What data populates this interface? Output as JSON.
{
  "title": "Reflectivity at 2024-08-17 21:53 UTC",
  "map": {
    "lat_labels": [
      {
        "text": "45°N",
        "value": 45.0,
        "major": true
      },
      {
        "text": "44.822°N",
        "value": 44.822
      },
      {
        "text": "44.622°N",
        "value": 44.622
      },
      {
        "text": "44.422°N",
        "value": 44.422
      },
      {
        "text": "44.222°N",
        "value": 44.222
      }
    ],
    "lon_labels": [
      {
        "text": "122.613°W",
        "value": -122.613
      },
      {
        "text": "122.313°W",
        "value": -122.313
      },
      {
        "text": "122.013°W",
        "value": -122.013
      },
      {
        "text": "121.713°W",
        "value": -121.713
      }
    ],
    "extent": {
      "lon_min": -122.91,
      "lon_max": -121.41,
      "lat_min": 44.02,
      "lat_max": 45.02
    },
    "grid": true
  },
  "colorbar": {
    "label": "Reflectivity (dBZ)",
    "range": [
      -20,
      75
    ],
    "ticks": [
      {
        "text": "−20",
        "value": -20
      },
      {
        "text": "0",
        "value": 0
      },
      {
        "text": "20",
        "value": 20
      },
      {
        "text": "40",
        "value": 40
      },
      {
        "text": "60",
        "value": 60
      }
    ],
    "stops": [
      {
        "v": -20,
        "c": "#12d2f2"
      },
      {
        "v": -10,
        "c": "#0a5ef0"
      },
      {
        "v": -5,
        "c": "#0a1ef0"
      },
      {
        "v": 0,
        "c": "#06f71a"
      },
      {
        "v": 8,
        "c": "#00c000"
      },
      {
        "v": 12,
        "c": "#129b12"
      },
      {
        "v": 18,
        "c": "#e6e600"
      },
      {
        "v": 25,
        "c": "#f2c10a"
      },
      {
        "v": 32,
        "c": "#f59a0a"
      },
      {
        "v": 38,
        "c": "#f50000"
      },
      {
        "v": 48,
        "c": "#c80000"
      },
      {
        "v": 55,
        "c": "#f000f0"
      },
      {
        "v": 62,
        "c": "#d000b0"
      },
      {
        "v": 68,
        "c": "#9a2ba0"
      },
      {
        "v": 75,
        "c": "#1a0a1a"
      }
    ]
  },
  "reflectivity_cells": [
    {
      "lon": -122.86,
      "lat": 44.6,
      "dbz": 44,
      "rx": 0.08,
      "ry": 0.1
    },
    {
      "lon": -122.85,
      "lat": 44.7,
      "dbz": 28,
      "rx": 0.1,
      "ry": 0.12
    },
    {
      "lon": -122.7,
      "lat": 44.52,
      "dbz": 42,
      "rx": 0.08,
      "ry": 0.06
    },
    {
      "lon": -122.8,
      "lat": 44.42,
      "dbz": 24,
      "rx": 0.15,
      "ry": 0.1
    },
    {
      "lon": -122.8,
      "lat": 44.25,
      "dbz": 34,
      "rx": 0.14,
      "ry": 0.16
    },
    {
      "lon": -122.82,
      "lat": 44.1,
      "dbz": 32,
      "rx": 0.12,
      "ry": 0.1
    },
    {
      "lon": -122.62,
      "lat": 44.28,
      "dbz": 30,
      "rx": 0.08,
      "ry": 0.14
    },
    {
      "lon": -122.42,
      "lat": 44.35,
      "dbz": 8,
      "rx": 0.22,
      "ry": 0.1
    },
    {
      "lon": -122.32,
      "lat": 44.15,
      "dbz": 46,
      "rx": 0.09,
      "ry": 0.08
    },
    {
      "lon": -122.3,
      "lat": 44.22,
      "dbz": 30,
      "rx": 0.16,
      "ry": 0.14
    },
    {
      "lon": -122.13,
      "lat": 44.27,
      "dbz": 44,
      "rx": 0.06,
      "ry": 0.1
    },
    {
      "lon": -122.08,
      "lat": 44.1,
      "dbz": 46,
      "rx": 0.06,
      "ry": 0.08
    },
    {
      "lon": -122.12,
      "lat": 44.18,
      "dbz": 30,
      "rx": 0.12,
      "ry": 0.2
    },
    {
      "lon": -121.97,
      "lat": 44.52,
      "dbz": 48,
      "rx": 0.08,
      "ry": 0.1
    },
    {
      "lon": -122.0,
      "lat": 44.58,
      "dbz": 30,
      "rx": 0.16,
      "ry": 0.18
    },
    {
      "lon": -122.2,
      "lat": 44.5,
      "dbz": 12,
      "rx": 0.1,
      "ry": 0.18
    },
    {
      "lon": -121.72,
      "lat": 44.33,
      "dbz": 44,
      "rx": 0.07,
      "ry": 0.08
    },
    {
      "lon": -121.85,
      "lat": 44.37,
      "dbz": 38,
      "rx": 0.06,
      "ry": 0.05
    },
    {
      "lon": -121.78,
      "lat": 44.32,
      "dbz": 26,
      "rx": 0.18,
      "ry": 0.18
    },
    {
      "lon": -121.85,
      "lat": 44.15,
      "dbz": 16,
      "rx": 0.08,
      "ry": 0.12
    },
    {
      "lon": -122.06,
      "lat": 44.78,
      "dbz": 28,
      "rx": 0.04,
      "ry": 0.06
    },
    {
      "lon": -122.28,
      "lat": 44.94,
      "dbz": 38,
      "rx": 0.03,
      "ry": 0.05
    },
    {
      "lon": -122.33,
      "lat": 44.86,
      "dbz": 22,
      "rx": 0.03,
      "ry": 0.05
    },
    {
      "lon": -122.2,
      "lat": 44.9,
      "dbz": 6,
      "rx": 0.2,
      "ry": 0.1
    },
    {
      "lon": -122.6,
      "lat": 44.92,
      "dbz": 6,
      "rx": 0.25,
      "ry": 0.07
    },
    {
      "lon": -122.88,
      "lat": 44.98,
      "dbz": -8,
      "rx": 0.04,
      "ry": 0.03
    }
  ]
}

* * *

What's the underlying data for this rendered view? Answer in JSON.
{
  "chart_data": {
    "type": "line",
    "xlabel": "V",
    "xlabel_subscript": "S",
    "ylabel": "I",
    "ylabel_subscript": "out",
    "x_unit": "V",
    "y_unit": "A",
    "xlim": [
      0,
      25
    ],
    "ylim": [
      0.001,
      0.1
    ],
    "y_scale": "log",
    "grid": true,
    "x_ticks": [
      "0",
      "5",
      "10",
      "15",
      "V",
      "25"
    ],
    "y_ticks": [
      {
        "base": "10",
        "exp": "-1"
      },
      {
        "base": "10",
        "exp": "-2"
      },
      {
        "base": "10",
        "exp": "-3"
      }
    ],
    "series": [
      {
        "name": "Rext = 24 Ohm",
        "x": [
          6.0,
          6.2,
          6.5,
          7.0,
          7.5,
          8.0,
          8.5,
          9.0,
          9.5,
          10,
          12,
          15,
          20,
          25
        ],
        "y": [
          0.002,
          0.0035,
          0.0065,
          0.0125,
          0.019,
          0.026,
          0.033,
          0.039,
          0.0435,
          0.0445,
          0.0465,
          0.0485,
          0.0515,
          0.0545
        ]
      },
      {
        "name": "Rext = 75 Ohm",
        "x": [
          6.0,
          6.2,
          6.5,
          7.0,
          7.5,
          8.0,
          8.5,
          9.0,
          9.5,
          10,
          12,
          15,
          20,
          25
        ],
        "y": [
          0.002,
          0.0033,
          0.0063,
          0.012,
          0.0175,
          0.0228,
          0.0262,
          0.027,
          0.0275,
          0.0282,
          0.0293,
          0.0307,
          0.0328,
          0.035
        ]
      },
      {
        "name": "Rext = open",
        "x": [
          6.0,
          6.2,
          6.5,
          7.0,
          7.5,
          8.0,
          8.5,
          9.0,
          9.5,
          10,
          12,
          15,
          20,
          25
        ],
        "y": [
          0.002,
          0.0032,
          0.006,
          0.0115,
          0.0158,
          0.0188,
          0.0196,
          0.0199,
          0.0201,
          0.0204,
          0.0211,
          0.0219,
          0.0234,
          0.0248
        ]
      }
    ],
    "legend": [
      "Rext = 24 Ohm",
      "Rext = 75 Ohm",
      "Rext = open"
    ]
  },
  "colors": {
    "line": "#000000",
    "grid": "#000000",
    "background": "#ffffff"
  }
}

• Stated problem:
Copy each line of the records above that carries the word "What".

• Output for this task:
What data populates this interface? Output as JSON.
What's the underlying data for this rendered view? Answer in JSON.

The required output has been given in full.